-- What you will do --
Make an exact copy of all the entries, with the pictures left out.

-- Raw records --
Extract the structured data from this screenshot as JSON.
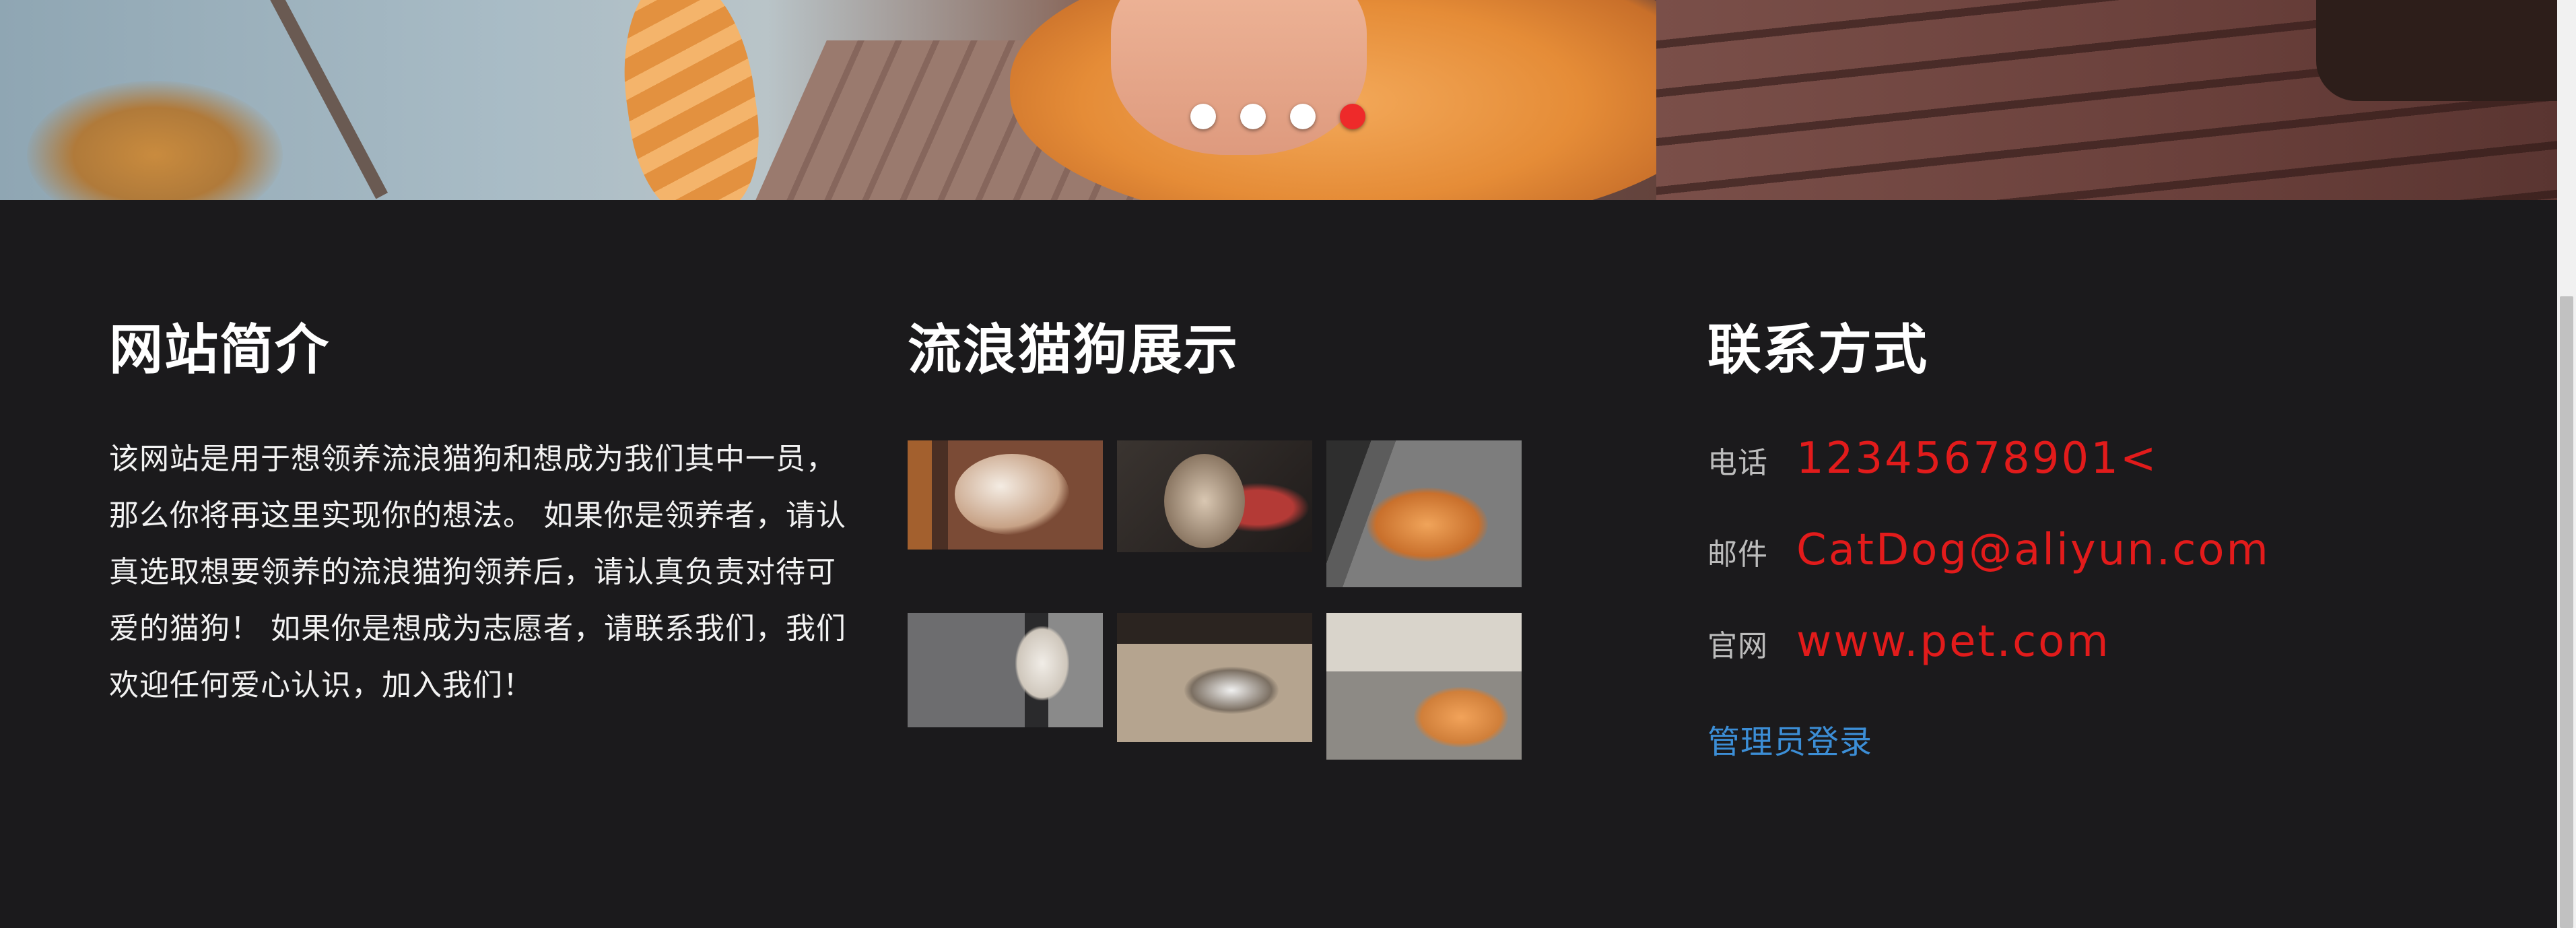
{
  "carousel": {
    "slide_count": 4,
    "active_index": 3,
    "active_dot_color": "#ee2a2a",
    "dot_color": "#ffffff"
  },
  "footer": {
    "background": "#1b1a1c",
    "intro": {
      "title": "网站简介",
      "text": "该网站是用于想领养流浪猫狗和想成为我们其中一员，那么你将再这里实现你的想法。 如果你是领养者，请认真选取想要领养的流浪猫狗领养后，请认真负责对待可爱的猫狗！ 如果你是想成为志愿者，请联系我们，我们欢迎任何爱心认识，加入我们！"
    },
    "gallery": {
      "title": "流浪猫狗展示"
    },
    "contact": {
      "title": "联系方式",
      "phone_label": "电话",
      "phone_value": "12345678901<",
      "email_label": "邮件",
      "email_value": "CatDog@aliyun.com",
      "site_label": "官网",
      "site_value": "www.pet.com",
      "admin_link": "管理员登录",
      "value_color": "#e21b1b",
      "link_color": "#3c8ed6"
    }
  }
}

-- In response --
Extract the structured data from this screenshot as JSON.
{
  "carousel": {
    "slide_count": 4,
    "active_index": 3,
    "active_dot_color": "#ee2a2a",
    "dot_color": "#ffffff"
  },
  "footer": {
    "background": "#1b1a1c",
    "intro": {
      "title": "网站简介",
      "text": "该网站是用于想领养流浪猫狗和想成为我们其中一员，那么你将再这里实现你的想法。 如果你是领养者，请认真选取想要领养的流浪猫狗领养后，请认真负责对待可爱的猫狗！ 如果你是想成为志愿者，请联系我们，我们欢迎任何爱心认识，加入我们！"
    },
    "gallery": {
      "title": "流浪猫狗展示"
    },
    "contact": {
      "title": "联系方式",
      "phone_label": "电话",
      "phone_value": "12345678901<",
      "email_label": "邮件",
      "email_value": "CatDog@aliyun.com",
      "site_label": "官网",
      "site_value": "www.pet.com",
      "admin_link": "管理员登录",
      "value_color": "#e21b1b",
      "link_color": "#3c8ed6"
    }
  }
}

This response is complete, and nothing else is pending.